[[ SOURCE TEXT, beginning ]]

Taken in the water
1 Recent goings-on.
Hello!
I’ve recently been enjoying the therapeutic joys of wild swimming in the sea. I purchased a waterproof phone cover and took a few pictures in the water, including the one above.
In the “Haunts of the Black Masseur” Charles Sprawson’s famous study of swimming, he describes how, as a child, he “began to form a vague conception of the swimmer as someone rather remote and divorced from every-day life, devoted to a mode of exercise where most of the body remains submerged and self-absorbed. It appealed to the introverted and eccentric, individualists involved in a mental world of their own.”
2. For the Misfortunate.
Amazon recently introduced dedicated pages for book series. So, Cape Misfortune is officially a series! “Cape Misfortune” and “Cape Misfortune II Agata’s Story” are “standalone” so you can read them in any order. Paperback and Kindle versions are available here: https://www.amazon.com/dp/B08ZYSNKMY
Meanwhile I’m halfway through the third book, provisionally called “The Lost Gods of Misfortune.”
3. For the Daydreamers.
It’s probably not an Internet-breaking observation that characters can sometimes seem to take on a life of their own when you are writing fiction.
Writing day-in and day- out for months some characters start to become almost as “real” to you as anyone else in your life.
Obviously these imagined creatures don’t have some kind of actual supernatural life. But it is weird sometimes when they detach themselves and become autonomous!
There are many authors who say it never happens to them but in my experience characters can surprise – sometimes having enough imaginative life to break out and rewrite the plot.
Which may not be a bad thing. Perhaps a well-drawn character makes us follow the cadences and rhythms of real life – rather than an author trying to squeeze characters into a high concept plot.
I say, encourage them.
4. Upcoming events.
There’s still a few weeks of summer left. Hoping they are good ones for you.

[[ SOURCE TEXT, end ]]
[[ INFORMATION PROVIDED, beginning ]]

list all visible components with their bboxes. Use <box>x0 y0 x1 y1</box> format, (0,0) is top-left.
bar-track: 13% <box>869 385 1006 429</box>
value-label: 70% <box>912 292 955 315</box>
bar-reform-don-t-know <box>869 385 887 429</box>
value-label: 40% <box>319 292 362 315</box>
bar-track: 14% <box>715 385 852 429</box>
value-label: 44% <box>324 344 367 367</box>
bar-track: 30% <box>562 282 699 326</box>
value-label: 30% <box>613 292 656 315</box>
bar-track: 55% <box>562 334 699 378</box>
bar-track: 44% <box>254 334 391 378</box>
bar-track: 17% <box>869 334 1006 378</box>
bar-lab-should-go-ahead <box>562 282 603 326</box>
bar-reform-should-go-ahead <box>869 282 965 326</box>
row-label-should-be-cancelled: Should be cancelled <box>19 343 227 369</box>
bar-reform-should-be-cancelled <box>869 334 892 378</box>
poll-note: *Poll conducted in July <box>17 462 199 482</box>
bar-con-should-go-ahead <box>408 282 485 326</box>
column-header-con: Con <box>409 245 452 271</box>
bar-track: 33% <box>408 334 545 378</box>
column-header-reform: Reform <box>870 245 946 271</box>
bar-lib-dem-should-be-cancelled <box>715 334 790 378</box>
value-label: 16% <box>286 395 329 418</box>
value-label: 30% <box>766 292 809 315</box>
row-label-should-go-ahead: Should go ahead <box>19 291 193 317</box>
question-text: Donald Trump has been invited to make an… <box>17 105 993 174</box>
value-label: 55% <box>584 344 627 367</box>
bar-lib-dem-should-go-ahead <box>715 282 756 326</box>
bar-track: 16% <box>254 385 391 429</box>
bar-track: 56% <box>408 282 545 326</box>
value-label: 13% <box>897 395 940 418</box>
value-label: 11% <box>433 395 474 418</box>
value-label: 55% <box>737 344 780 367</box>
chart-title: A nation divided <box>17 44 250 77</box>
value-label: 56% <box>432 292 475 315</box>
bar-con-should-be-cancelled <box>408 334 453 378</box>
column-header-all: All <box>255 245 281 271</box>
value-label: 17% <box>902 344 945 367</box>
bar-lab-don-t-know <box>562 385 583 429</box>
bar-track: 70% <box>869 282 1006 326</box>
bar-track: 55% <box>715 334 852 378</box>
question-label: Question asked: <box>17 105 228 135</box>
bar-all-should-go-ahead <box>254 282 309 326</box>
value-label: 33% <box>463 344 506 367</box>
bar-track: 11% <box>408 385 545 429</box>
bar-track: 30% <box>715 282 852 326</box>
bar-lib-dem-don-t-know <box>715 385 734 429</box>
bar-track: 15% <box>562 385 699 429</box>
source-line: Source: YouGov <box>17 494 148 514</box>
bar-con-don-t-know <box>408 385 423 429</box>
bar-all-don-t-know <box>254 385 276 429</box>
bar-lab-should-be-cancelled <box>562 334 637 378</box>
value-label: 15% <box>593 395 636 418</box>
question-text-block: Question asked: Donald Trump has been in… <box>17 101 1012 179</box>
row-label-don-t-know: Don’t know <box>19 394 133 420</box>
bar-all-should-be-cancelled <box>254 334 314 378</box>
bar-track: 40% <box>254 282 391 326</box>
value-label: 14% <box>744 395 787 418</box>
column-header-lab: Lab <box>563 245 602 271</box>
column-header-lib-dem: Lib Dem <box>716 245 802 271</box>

[[ INFORMATION PROVIDED, end ]]

• [EXERCISE INSTRUCTIONS]:
Please give the provisional title of the third book according to the source text. This material stands apart from the source text and is unrelated to it.

• [EXERCISE OUTPUT]:
"The Lost Gods of Misfortune."